From the listing below, extract every line in which the word "encore" appears.

— Start MATERIAL FOR THIS TASK —

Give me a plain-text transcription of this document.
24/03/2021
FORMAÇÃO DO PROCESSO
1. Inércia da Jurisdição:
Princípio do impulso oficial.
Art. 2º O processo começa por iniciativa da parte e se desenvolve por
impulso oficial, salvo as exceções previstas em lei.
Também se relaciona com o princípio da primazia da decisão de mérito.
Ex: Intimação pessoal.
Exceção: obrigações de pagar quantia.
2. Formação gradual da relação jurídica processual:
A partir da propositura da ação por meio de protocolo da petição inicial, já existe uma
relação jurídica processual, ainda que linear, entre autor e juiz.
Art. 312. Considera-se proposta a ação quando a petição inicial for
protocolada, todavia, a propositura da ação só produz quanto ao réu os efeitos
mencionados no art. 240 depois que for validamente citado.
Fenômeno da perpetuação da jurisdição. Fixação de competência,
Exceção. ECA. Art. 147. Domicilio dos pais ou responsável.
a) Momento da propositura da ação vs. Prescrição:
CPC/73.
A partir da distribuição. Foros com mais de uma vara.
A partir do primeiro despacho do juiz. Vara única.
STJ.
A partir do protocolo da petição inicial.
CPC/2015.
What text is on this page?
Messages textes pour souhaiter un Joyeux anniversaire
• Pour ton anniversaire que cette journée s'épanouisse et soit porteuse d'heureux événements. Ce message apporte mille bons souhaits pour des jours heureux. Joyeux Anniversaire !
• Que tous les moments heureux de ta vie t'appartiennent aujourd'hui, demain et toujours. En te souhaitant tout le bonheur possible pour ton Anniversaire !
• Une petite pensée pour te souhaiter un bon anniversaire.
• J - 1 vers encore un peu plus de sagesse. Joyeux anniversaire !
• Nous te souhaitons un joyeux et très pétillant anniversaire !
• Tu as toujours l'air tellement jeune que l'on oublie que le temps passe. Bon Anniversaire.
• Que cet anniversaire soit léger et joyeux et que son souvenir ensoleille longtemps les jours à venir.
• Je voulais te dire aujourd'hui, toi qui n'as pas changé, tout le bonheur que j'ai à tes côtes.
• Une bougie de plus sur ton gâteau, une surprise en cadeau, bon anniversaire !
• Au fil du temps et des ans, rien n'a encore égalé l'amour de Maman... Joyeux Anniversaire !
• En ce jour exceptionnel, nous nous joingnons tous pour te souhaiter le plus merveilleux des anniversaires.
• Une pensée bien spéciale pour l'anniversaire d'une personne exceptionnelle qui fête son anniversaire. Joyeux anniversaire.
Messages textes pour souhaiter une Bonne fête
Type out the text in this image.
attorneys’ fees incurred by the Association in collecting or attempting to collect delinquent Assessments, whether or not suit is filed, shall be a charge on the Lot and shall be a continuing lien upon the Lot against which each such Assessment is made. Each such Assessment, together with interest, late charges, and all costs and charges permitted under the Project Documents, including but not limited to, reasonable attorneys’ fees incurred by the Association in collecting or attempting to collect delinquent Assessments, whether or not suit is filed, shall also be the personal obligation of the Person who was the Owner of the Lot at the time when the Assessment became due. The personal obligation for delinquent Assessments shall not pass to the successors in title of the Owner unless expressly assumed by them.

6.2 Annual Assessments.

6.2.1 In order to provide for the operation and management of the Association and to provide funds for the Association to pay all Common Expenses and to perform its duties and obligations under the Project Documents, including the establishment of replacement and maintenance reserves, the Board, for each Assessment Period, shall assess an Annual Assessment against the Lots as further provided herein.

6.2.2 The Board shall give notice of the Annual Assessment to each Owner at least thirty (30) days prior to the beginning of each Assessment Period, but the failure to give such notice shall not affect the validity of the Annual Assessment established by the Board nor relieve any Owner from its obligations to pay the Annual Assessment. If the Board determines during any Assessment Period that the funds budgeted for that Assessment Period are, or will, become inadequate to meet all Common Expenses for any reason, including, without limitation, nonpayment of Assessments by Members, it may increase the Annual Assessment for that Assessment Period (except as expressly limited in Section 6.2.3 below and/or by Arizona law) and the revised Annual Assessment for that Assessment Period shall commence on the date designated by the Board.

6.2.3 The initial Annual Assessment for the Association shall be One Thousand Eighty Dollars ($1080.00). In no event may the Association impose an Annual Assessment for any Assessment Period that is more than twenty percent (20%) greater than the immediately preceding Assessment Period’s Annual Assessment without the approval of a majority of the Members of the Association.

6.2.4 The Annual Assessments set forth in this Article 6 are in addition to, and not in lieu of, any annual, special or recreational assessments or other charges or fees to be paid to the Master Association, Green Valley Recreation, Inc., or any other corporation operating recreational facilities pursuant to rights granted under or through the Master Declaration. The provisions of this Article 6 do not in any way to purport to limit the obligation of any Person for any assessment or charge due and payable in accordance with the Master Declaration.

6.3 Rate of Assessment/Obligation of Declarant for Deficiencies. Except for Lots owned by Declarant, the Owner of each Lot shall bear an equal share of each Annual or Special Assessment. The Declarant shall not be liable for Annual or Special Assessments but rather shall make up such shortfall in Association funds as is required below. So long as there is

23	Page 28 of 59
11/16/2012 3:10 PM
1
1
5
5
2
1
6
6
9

— End MATERIAL FOR THIS TASK —

ANSWER TO THIS PROBLEM –
• J - 1 vers encore un peu plus de sagesse. Joyeux anniversaire !
• Au fil du temps et des ans, rien n'a encore égalé l'amour de Maman... Joyeux Anniversaire !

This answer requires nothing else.